### Given problem
Make an exact copy of the lines below.

··· Dataset excerpts

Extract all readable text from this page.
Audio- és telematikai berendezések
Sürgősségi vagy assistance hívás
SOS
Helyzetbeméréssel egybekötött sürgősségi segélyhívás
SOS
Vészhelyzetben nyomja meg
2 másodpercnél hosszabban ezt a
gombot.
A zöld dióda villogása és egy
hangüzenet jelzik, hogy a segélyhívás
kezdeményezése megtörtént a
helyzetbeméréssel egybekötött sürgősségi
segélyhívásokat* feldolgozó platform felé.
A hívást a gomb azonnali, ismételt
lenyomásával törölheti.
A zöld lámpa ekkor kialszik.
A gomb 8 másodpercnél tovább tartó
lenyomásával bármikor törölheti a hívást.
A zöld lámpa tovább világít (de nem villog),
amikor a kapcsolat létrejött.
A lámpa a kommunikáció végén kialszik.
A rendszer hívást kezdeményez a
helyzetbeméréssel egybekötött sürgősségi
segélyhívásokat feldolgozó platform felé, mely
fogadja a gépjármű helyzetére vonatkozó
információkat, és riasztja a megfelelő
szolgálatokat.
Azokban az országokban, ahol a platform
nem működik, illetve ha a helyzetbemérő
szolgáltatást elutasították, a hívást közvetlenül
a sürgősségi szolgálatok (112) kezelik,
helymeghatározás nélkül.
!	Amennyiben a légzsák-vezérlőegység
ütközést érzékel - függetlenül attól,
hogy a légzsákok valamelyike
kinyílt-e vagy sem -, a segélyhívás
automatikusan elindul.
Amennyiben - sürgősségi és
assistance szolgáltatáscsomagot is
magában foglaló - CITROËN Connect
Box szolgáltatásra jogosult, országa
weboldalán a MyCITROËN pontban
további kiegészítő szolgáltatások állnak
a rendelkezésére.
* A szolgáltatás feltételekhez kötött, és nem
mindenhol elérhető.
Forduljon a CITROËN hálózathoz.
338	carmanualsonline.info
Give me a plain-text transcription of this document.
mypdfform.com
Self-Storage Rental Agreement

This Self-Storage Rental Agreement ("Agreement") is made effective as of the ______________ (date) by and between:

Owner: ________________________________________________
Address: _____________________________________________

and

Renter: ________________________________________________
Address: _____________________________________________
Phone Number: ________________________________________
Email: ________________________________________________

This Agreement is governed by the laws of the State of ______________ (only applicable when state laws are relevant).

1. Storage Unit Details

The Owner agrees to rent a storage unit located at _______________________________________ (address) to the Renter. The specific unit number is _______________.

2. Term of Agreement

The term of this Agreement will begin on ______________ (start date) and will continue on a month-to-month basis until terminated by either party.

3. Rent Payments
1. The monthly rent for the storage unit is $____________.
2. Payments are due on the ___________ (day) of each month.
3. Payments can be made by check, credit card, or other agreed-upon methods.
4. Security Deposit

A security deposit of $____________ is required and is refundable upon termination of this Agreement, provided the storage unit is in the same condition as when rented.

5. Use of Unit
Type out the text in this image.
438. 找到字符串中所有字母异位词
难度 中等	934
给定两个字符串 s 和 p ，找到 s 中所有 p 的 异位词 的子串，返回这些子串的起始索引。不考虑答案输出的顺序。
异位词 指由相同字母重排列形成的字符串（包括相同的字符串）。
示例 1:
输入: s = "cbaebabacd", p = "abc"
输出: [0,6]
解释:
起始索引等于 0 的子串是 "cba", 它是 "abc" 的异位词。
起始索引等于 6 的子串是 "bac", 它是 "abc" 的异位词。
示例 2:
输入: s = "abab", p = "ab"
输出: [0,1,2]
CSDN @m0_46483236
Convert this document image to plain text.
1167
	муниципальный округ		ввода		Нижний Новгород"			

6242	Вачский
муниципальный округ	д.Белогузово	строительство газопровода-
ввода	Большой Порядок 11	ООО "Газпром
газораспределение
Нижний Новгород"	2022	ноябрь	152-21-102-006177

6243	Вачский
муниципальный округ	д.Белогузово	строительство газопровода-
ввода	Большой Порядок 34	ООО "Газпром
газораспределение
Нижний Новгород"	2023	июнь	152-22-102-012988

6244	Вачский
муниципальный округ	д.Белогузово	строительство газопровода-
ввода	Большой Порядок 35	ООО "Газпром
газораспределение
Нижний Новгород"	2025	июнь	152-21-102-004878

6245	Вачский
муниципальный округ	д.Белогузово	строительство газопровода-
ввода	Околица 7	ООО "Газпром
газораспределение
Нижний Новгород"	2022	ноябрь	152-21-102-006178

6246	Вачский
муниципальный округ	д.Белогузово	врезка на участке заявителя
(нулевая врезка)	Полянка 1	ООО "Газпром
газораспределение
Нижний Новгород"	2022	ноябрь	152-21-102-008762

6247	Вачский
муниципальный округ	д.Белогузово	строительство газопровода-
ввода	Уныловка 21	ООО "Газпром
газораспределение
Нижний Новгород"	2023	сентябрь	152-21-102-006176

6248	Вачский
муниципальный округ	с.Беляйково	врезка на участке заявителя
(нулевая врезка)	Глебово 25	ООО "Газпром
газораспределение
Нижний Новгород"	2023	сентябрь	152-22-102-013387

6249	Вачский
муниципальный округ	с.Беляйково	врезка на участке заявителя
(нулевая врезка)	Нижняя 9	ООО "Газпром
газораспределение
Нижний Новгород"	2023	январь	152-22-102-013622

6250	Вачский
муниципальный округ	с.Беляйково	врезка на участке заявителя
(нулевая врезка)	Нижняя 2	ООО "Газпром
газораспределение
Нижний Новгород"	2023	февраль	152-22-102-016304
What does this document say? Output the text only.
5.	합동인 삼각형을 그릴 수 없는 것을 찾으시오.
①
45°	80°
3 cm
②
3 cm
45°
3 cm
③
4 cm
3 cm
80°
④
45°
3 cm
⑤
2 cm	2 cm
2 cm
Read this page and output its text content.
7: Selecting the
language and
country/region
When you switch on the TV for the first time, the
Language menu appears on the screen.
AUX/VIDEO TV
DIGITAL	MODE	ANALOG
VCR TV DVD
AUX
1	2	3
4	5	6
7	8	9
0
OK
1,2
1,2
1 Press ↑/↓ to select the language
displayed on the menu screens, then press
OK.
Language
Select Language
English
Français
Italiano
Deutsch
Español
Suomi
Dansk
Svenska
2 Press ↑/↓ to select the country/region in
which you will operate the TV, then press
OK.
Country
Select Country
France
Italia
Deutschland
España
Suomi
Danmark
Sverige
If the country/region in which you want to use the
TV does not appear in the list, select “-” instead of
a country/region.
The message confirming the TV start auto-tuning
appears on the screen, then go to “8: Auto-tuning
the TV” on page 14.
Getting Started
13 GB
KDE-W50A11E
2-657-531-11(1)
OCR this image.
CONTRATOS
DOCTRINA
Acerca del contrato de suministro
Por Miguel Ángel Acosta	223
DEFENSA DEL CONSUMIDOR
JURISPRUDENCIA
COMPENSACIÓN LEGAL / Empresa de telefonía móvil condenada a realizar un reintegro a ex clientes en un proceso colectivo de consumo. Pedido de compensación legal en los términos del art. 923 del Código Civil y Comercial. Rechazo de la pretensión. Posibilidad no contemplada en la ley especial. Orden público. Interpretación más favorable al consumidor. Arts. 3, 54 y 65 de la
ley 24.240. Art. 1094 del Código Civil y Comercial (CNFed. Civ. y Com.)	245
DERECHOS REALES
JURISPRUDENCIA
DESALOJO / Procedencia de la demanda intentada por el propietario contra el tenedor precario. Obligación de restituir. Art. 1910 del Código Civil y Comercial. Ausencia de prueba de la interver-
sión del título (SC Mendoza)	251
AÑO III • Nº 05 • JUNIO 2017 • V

······

### Final result
Extract all readable text from this page.
Audio- és telematikai berendezések
Sürgősségi vagy assistance hívás
SOS
Helyzetbeméréssel egybekötött sürgősségi segélyhívás
SOS
Vészhelyzetben nyomja meg
2 másodpercnél hosszabban ezt a
gombot.
A zöld dióda villogása és egy
hangüzenet jelzik, hogy a segélyhívás
kezdeményezése megtörtént a
helyzetbeméréssel egybekötött sürgősségi
segélyhívásokat* feldolgozó platform felé.
A hívást a gomb azonnali, ismételt
lenyomásával törölheti.
A zöld lámpa ekkor kialszik.
A gomb 8 másodpercnél tovább tartó
lenyomásával bármikor törölheti a hívást.
A zöld lámpa tovább világít (de nem villog),
amikor a kapcsolat létrejött.
A lámpa a kommunikáció végén kialszik.
A rendszer hívást kezdeményez a
helyzetbeméréssel egybekötött sürgősségi
segélyhívásokat feldolgozó platform felé, mely
fogadja a gépjármű helyzetére vonatkozó
információkat, és riasztja a megfelelő
szolgálatokat.
Azokban az országokban, ahol a platform
nem működik, illetve ha a helyzetbemérő
szolgáltatást elutasították, a hívást közvetlenül
a sürgősségi szolgálatok (112) kezelik,
helymeghatározás nélkül.
!	Amennyiben a légzsák-vezérlőegység
ütközést érzékel - függetlenül attól,
hogy a légzsákok valamelyike
kinyílt-e vagy sem -, a segélyhívás
automatikusan elindul.
Amennyiben - sürgősségi és
assistance szolgáltatáscsomagot is
magában foglaló - CITROËN Connect
Box szolgáltatásra jogosult, országa
weboldalán a MyCITROËN pontban
további kiegészítő szolgáltatások állnak
a rendelkezésére.
* A szolgáltatás feltételekhez kötött, és nem
mindenhol elérhető.
Forduljon a CITROËN hálózathoz.
338	carmanualsonline.info
Give me a plain-text transcription of this document.
mypdfform.com
Self-Storage Rental Agreement

This Self-Storage Rental Agreement ("Agreement") is made effective as of the ______________ (date) by and between:

Owner: ________________________________________________
Address: _____________________________________________

and

Renter: ________________________________________________
Address: _____________________________________________
Phone Number: ________________________________________
Email: ________________________________________________

This Agreement is governed by the laws of the State of ______________ (only applicable when state laws are relevant).

1. Storage Unit Details

The Owner agrees to rent a storage unit located at _______________________________________ (address) to the Renter. The specific unit number is _______________.

2. Term of Agreement

The term of this Agreement will begin on ______________ (start date) and will continue on a month-to-month basis until terminated by either party.

3. Rent Payments
1. The monthly rent for the storage unit is $____________.
2. Payments are due on the ___________ (day) of each month.
3. Payments can be made by check, credit card, or other agreed-upon methods.
4. Security Deposit

A security deposit of $____________ is required and is refundable upon termination of this Agreement, provided the storage unit is in the same condition as when rented.

5. Use of Unit
Type out the text in this image.
438. 找到字符串中所有字母异位词
难度 中等	934
给定两个字符串 s 和 p ，找到 s 中所有 p 的 异位词 的子串，返回这些子串的起始索引。不考虑答案输出的顺序。
异位词 指由相同字母重排列形成的字符串（包括相同的字符串）。
示例 1:
输入: s = "cbaebabacd", p = "abc"
输出: [0,6]
解释:
起始索引等于 0 的子串是 "cba", 它是 "abc" 的异位词。
起始索引等于 6 的子串是 "bac", 它是 "abc" 的异位词。
示例 2:
输入: s = "abab", p = "ab"
输出: [0,1,2]
CSDN @m0_46483236
Convert this document image to plain text.
1167
	муниципальный округ		ввода		Нижний Новгород"			

6242	Вачский
муниципальный округ	д.Белогузово	строительство газопровода-
ввода	Большой Порядок 11	ООО "Газпром
газораспределение
Нижний Новгород"	2022	ноябрь	152-21-102-006177

6243	Вачский
муниципальный округ	д.Белогузово	строительство газопровода-
ввода	Большой Порядок 34	ООО "Газпром
газораспределение
Нижний Новгород"	2023	июнь	152-22-102-012988

6244	Вачский
муниципальный округ	д.Белогузово	строительство газопровода-
ввода	Большой Порядок 35	ООО "Газпром
газораспределение
Нижний Новгород"	2025	июнь	152-21-102-004878

6245	Вачский
муниципальный округ	д.Белогузово	строительство газопровода-
ввода	Околица 7	ООО "Газпром
газораспределение
Нижний Новгород"	2022	ноябрь	152-21-102-006178

6246	Вачский
муниципальный округ	д.Белогузово	врезка на участке заявителя
(нулевая врезка)	Полянка 1	ООО "Газпром
газораспределение
Нижний Новгород"	2022	ноябрь	152-21-102-008762

6247	Вачский
муниципальный округ	д.Белогузово	строительство газопровода-
ввода	Уныловка 21	ООО "Газпром
газораспределение
Нижний Новгород"	2023	сентябрь	152-21-102-006176

6248	Вачский
муниципальный округ	с.Беляйково	врезка на участке заявителя
(нулевая врезка)	Глебово 25	ООО "Газпром
газораспределение
Нижний Новгород"	2023	сентябрь	152-22-102-013387

6249	Вачский
муниципальный округ	с.Беляйково	врезка на участке заявителя
(нулевая врезка)	Нижняя 9	ООО "Газпром
газораспределение
Нижний Новгород"	2023	январь	152-22-102-013622

6250	Вачский
муниципальный округ	с.Беляйково	врезка на участке заявителя
(нулевая врезка)	Нижняя 2	ООО "Газпром
газораспределение
Нижний Новгород"	2023	февраль	152-22-102-016304
What does this document say? Output the text only.
5.	합동인 삼각형을 그릴 수 없는 것을 찾으시오.
①
45°	80°
3 cm
②
3 cm
45°
3 cm
③
4 cm
3 cm
80°
④
45°
3 cm
⑤
2 cm	2 cm
2 cm
Read this page and output its text content.
7: Selecting the
language and
country/region
When you switch on the TV for the first time, the
Language menu appears on the screen.
AUX/VIDEO TV
DIGITAL	MODE	ANALOG
VCR TV DVD
AUX
1	2	3
4	5	6
7	8	9
0
OK
1,2
1,2
1 Press ↑/↓ to select the language
displayed on the menu screens, then press
OK.
Language
Select Language
English
Français
Italiano
Deutsch
Español
Suomi
Dansk
Svenska
2 Press ↑/↓ to select the country/region in
which you will operate the TV, then press
OK.
Country
Select Country
France
Italia
Deutschland
España
Suomi
Danmark
Sverige
If the country/region in which you want to use the
TV does not appear in the list, select “-” instead of
a country/region.
The message confirming the TV start auto-tuning
appears on the screen, then go to “8: Auto-tuning
the TV” on page 14.
Getting Started
13 GB
KDE-W50A11E
2-657-531-11(1)
OCR this image.
CONTRATOS
DOCTRINA
Acerca del contrato de suministro
Por Miguel Ángel Acosta	223
DEFENSA DEL CONSUMIDOR
JURISPRUDENCIA
COMPENSACIÓN LEGAL / Empresa de telefonía móvil condenada a realizar un reintegro a ex clientes en un proceso colectivo de consumo. Pedido de compensación legal en los términos del art. 923 del Código Civil y Comercial. Rechazo de la pretensión. Posibilidad no contemplada en la ley especial. Orden público. Interpretación más favorable al consumidor. Arts. 3, 54 y 65 de la
ley 24.240. Art. 1094 del Código Civil y Comercial (CNFed. Civ. y Com.)	245
DERECHOS REALES
JURISPRUDENCIA
DESALOJO / Procedencia de la demanda intentada por el propietario contra el tenedor precario. Obligación de restituir. Art. 1910 del Código Civil y Comercial. Ausencia de prueba de la interver-
sión del título (SC Mendoza)	251
AÑO III • Nº 05 • JUNIO 2017 • V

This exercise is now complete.